# Stated exercise:
Write out each line of the listing as it stands, without the images.

## Begin Records provided

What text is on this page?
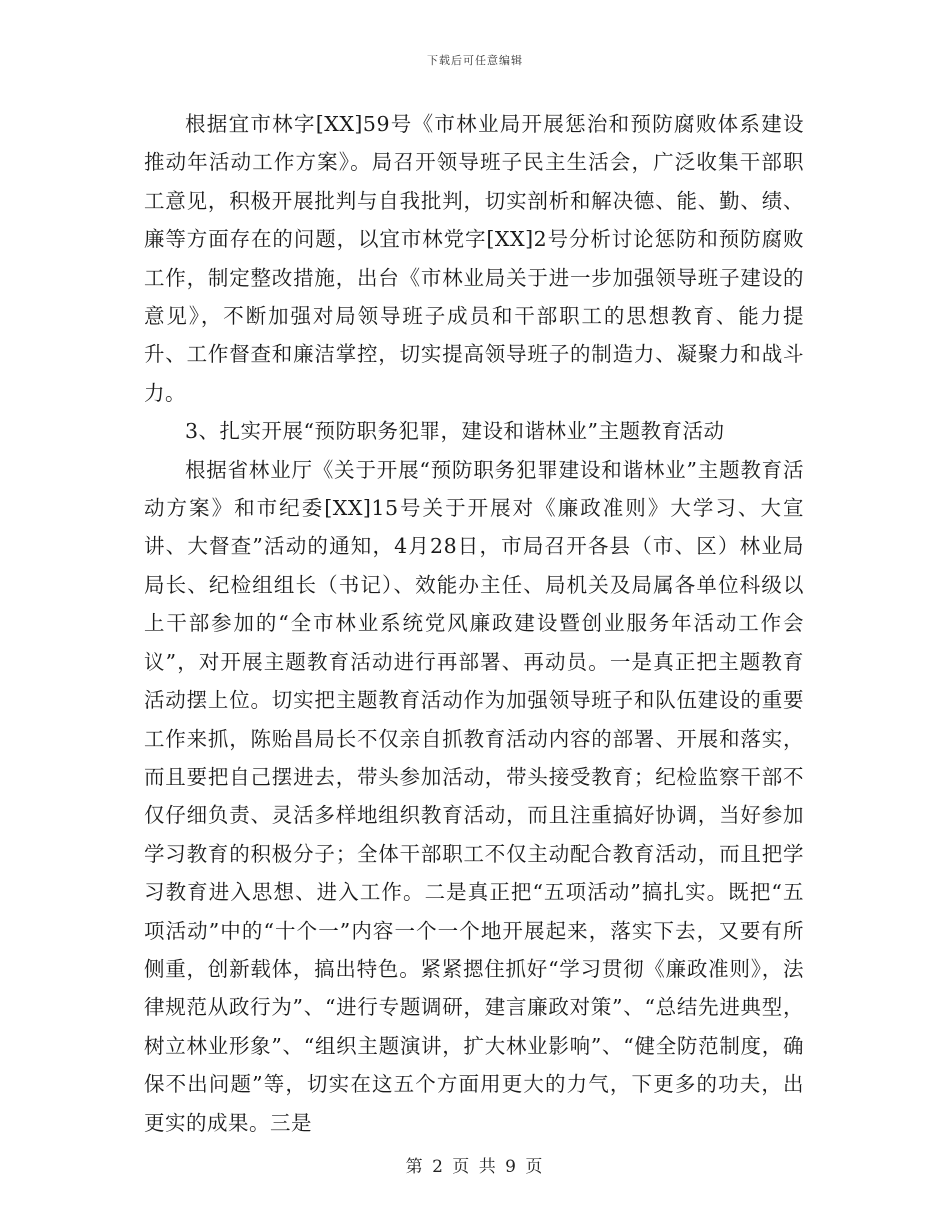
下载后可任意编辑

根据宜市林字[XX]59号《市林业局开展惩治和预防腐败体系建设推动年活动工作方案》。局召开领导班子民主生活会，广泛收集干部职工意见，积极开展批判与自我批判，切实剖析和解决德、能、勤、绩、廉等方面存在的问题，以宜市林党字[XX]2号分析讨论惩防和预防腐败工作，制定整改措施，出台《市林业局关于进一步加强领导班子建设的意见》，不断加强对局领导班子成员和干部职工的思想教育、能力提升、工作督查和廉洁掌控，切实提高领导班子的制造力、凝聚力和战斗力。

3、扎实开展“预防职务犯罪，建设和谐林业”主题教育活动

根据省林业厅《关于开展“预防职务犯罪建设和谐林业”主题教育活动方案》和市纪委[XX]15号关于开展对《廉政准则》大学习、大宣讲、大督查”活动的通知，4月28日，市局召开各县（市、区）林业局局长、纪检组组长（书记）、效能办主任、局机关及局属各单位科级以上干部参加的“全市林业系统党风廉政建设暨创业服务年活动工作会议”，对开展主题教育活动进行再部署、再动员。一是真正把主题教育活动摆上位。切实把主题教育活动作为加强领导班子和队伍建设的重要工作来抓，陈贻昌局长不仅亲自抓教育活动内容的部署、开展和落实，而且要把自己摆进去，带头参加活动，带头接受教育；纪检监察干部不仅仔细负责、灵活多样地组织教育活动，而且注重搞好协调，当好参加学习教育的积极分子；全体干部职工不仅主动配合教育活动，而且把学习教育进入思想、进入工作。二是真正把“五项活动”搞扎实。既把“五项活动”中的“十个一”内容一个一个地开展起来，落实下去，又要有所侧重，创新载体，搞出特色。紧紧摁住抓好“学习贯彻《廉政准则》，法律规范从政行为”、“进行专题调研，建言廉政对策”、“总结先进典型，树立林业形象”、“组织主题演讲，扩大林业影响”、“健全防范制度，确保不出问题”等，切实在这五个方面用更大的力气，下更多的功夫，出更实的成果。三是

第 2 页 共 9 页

## End Records provided

# The solution:
What text is on this page?
下载后可任意编辑

根据宜市林字[XX]59号《市林业局开展惩治和预防腐败体系建设推动年活动工作方案》。局召开领导班子民主生活会，广泛收集干部职工意见，积极开展批判与自我批判，切实剖析和解决德、能、勤、绩、廉等方面存在的问题，以宜市林党字[XX]2号分析讨论惩防和预防腐败工作，制定整改措施，出台《市林业局关于进一步加强领导班子建设的意见》，不断加强对局领导班子成员和干部职工的思想教育、能力提升、工作督查和廉洁掌控，切实提高领导班子的制造力、凝聚力和战斗力。

3、扎实开展“预防职务犯罪，建设和谐林业”主题教育活动

根据省林业厅《关于开展“预防职务犯罪建设和谐林业”主题教育活动方案》和市纪委[XX]15号关于开展对《廉政准则》大学习、大宣讲、大督查”活动的通知，4月28日，市局召开各县（市、区）林业局局长、纪检组组长（书记）、效能办主任、局机关及局属各单位科级以上干部参加的“全市林业系统党风廉政建设暨创业服务年活动工作会议”，对开展主题教育活动进行再部署、再动员。一是真正把主题教育活动摆上位。切实把主题教育活动作为加强领导班子和队伍建设的重要工作来抓，陈贻昌局长不仅亲自抓教育活动内容的部署、开展和落实，而且要把自己摆进去，带头参加活动，带头接受教育；纪检监察干部不仅仔细负责、灵活多样地组织教育活动，而且注重搞好协调，当好参加学习教育的积极分子；全体干部职工不仅主动配合教育活动，而且把学习教育进入思想、进入工作。二是真正把“五项活动”搞扎实。既把“五项活动”中的“十个一”内容一个一个地开展起来，落实下去，又要有所侧重，创新载体，搞出特色。紧紧摁住抓好“学习贯彻《廉政准则》，法律规范从政行为”、“进行专题调研，建言廉政对策”、“总结先进典型，树立林业形象”、“组织主题演讲，扩大林业影响”、“健全防范制度，确保不出问题”等，切实在这五个方面用更大的力气，下更多的功夫，出更实的成果。三是

第 2 页 共 9 页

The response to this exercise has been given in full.